Excerpted records>
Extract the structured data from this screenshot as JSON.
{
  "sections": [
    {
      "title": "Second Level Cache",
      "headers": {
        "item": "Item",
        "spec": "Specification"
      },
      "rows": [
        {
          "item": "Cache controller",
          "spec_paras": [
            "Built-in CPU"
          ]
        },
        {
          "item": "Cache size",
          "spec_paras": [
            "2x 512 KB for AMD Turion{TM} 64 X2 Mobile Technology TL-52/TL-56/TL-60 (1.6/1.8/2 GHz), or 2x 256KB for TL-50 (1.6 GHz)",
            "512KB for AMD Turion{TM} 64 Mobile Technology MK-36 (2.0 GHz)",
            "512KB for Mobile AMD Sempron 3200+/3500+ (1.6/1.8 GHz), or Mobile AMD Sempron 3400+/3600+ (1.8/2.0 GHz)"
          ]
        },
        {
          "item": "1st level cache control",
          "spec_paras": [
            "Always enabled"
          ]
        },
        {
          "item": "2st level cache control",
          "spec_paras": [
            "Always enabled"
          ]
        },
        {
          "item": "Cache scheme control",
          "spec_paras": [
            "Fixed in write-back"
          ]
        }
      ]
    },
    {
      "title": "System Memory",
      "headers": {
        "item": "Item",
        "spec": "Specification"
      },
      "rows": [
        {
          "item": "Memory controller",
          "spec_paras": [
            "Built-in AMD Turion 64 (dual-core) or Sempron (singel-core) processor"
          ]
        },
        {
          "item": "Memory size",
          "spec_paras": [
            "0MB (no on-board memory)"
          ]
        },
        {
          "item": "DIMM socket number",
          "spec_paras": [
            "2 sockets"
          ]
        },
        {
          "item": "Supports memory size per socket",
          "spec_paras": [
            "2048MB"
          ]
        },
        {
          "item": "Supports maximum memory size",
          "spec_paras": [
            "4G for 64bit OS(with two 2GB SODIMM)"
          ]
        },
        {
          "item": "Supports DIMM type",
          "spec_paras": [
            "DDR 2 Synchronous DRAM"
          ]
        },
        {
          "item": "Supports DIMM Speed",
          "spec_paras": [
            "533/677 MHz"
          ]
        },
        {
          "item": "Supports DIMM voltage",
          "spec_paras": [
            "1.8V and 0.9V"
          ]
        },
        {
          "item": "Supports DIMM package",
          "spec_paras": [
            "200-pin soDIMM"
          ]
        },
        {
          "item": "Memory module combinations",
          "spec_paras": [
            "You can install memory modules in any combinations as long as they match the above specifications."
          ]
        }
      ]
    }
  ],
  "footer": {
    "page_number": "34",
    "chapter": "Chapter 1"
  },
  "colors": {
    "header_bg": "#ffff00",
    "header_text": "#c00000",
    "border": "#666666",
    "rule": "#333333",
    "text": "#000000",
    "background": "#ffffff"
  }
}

Aim of the task>
Copy out all the entries shown above, character for character.

Expected answer>
Extract the structured data from this screenshot as JSON.
{
  "sections": [
    {
      "title": "Second Level Cache",
      "headers": {
        "item": "Item",
        "spec": "Specification"
      },
      "rows": [
        {
          "item": "Cache controller",
          "spec_paras": [
            "Built-in CPU"
          ]
        },
        {
          "item": "Cache size",
          "spec_paras": [
            "2x 512 KB for AMD Turion{TM} 64 X2 Mobile Technology TL-52/TL-56/TL-60 (1.6/1.8/2 GHz), or 2x 256KB for TL-50 (1.6 GHz)",
            "512KB for AMD Turion{TM} 64 Mobile Technology MK-36 (2.0 GHz)",
            "512KB for Mobile AMD Sempron 3200+/3500+ (1.6/1.8 GHz), or Mobile AMD Sempron 3400+/3600+ (1.8/2.0 GHz)"
          ]
        },
        {
          "item": "1st level cache control",
          "spec_paras": [
            "Always enabled"
          ]
        },
        {
          "item": "2st level cache control",
          "spec_paras": [
            "Always enabled"
          ]
        },
        {
          "item": "Cache scheme control",
          "spec_paras": [
            "Fixed in write-back"
          ]
        }
      ]
    },
    {
      "title": "System Memory",
      "headers": {
        "item": "Item",
        "spec": "Specification"
      },
      "rows": [
        {
          "item": "Memory controller",
          "spec_paras": [
            "Built-in AMD Turion 64 (dual-core) or Sempron (singel-core) processor"
          ]
        },
        {
          "item": "Memory size",
          "spec_paras": [
            "0MB (no on-board memory)"
          ]
        },
        {
          "item": "DIMM socket number",
          "spec_paras": [
            "2 sockets"
          ]
        },
        {
          "item": "Supports memory size per socket",
          "spec_paras": [
            "2048MB"
          ]
        },
        {
          "item": "Supports maximum memory size",
          "spec_paras": [
            "4G for 64bit OS(with two 2GB SODIMM)"
          ]
        },
        {
          "item": "Supports DIMM type",
          "spec_paras": [
            "DDR 2 Synchronous DRAM"
          ]
        },
        {
          "item": "Supports DIMM Speed",
          "spec_paras": [
            "533/677 MHz"
          ]
        },
        {
          "item": "Supports DIMM voltage",
          "spec_paras": [
            "1.8V and 0.9V"
          ]
        },
        {
          "item": "Supports DIMM package",
          "spec_paras": [
            "200-pin soDIMM"
          ]
        },
        {
          "item": "Memory module combinations",
          "spec_paras": [
            "You can install memory modules in any combinations as long as they match the above specifications."
          ]
        }
      ]
    }
  ],
  "footer": {
    "page_number": "34",
    "chapter": "Chapter 1"
  },
  "colors": {
    "header_bg": "#ffff00",
    "header_text": "#c00000",
    "border": "#666666",
    "rule": "#333333",
    "text": "#000000",
    "background": "#ffffff"
  }
}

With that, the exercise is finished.